▶ [Source data]:
——

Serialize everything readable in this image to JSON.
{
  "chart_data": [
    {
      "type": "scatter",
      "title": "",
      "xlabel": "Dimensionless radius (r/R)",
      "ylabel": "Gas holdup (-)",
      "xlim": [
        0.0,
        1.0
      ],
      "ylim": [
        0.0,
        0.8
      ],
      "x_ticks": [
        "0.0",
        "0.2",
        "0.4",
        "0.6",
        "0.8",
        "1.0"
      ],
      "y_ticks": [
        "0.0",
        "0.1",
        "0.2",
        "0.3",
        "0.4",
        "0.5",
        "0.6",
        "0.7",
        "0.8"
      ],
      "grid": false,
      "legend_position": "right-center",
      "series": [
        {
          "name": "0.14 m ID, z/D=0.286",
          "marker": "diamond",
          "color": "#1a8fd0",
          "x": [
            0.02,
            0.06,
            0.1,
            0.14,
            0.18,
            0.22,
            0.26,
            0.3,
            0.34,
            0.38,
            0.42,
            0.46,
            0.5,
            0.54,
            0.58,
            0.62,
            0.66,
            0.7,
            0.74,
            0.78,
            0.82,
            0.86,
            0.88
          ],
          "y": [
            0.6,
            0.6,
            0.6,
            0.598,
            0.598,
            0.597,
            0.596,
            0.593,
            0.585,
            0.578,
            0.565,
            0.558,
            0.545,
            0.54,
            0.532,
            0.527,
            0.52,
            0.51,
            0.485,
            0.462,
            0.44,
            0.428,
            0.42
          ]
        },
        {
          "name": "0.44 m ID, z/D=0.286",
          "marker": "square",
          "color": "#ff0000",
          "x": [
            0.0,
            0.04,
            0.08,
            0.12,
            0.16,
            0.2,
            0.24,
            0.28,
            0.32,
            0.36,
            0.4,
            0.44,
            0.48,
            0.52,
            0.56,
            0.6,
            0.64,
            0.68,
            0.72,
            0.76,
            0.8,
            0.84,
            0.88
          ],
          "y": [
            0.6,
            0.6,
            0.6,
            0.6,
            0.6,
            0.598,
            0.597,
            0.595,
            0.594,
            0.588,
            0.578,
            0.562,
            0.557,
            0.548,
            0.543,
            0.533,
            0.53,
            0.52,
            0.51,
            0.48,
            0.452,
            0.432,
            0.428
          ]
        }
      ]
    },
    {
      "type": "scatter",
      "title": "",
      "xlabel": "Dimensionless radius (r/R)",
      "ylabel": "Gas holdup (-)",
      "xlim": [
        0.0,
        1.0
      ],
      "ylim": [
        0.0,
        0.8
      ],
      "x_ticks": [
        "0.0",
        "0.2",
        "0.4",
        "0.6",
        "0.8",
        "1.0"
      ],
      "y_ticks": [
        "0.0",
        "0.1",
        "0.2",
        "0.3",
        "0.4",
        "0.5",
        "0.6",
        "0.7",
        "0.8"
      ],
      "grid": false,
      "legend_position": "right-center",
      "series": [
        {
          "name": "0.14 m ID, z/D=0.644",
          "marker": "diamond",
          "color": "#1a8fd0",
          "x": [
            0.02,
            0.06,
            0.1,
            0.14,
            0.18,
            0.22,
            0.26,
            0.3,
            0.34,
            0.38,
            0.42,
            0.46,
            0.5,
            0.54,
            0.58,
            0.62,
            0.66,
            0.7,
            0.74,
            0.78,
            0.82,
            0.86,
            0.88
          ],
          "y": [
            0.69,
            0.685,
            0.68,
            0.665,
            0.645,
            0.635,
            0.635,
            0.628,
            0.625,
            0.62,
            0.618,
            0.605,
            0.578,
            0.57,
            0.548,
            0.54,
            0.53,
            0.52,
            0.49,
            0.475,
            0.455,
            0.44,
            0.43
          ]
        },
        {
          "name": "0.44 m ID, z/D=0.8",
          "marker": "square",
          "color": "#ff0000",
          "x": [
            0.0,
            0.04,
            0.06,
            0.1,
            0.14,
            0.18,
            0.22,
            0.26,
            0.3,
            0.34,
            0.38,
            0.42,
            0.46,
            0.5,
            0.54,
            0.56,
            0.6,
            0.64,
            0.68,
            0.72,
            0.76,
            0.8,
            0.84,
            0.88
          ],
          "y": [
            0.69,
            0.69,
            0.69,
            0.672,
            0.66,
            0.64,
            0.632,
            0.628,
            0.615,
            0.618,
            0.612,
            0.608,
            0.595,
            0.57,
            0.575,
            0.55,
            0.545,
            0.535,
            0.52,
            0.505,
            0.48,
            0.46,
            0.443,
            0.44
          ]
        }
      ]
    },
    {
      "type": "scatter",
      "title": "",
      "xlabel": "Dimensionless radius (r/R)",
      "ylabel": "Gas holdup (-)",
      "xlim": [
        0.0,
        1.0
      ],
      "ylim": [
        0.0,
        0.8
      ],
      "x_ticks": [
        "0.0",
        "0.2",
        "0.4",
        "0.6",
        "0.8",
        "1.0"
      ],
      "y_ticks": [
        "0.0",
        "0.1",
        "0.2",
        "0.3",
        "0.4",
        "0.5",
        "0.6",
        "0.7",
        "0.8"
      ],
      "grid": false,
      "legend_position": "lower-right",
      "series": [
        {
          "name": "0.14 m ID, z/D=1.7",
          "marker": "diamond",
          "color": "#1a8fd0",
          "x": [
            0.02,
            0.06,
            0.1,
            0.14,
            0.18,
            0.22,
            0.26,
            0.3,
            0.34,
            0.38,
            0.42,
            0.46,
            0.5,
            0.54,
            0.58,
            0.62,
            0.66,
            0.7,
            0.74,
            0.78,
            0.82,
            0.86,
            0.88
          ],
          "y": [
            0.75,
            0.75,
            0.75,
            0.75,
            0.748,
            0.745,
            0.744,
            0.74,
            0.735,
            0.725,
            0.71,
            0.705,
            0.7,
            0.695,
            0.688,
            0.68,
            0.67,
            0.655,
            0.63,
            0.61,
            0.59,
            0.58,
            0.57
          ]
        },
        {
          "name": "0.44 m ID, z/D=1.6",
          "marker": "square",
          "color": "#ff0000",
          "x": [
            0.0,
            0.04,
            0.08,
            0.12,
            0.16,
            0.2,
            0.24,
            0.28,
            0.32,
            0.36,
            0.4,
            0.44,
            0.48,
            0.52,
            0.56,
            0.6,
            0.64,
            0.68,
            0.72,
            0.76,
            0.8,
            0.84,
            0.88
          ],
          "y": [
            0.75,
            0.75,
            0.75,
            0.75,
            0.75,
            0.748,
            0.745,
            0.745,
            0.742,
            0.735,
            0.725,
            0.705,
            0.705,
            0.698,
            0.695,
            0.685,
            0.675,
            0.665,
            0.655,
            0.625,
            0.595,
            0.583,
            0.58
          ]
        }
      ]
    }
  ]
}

——

▶ [Problem statement]:
Gather each line holding the string "name".

▶ [Exercise solution]:
          "name": "0.14 m ID, z/D=0.286",
          "name": "0.44 m ID, z/D=0.286",
          "name": "0.14 m ID, z/D=0.644",
          "name": "0.44 m ID, z/D=0.8",
          "name": "0.14 m ID, z/D=1.7",
          "name": "0.44 m ID, z/D=1.6",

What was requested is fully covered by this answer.